Copy out every line that contains "有机团结".

Items from a data source:
------------------------------------------------------------------------
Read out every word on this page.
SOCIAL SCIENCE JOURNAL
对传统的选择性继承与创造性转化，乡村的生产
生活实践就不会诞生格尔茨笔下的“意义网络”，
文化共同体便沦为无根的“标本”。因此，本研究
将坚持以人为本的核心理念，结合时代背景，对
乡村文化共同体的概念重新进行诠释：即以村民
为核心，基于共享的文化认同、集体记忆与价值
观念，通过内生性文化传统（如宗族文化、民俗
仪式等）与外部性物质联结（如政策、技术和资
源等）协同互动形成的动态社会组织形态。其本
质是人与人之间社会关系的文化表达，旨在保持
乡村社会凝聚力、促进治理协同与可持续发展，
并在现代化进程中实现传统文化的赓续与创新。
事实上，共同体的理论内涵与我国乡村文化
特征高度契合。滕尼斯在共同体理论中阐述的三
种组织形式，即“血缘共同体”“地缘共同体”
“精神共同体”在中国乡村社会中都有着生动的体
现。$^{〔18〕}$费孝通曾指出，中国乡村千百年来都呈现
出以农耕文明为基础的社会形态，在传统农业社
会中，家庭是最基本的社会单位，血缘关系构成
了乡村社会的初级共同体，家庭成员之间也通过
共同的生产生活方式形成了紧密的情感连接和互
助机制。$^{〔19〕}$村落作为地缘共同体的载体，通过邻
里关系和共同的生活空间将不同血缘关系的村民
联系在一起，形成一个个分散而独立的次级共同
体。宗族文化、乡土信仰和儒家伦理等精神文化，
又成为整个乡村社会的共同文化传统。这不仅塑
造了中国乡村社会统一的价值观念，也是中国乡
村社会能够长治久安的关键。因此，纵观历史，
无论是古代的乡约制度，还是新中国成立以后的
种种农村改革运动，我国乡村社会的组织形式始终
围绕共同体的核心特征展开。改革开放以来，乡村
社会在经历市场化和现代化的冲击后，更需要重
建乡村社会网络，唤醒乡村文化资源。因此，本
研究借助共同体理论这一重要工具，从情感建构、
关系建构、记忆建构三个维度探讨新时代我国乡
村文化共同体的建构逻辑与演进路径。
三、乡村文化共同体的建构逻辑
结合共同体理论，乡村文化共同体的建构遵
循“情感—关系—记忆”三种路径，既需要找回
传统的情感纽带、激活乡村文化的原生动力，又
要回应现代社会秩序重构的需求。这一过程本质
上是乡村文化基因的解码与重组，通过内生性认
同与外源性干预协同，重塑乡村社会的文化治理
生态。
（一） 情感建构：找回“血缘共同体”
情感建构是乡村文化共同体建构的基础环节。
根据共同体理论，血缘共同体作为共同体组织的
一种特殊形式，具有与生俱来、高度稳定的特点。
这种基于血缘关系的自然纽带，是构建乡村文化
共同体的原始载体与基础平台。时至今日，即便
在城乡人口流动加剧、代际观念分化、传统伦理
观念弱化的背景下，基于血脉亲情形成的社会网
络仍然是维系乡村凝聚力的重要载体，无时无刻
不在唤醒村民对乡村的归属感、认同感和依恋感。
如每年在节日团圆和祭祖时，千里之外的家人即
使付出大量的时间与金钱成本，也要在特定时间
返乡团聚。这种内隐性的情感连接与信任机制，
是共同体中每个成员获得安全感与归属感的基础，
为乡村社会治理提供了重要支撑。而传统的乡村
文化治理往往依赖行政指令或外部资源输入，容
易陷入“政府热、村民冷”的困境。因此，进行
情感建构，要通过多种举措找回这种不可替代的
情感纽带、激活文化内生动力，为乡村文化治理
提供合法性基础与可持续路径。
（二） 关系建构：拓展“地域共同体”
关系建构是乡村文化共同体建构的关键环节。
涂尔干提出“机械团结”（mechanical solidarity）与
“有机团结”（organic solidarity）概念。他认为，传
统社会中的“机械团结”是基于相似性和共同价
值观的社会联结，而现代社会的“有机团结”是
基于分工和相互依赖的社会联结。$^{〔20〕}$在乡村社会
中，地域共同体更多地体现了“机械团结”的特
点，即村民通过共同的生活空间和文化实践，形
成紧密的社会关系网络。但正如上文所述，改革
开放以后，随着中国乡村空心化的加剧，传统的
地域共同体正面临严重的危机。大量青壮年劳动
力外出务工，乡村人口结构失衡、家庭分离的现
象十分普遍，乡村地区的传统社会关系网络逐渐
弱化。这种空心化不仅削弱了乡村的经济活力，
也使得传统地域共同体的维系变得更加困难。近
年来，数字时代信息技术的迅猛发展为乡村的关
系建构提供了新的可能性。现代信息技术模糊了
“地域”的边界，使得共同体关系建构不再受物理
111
------------------------------------------------------------------------
__Output__.
“有机团结”（organic solidarity）概念。他认为，传
值观的社会联结，而现代社会的“有机团结”是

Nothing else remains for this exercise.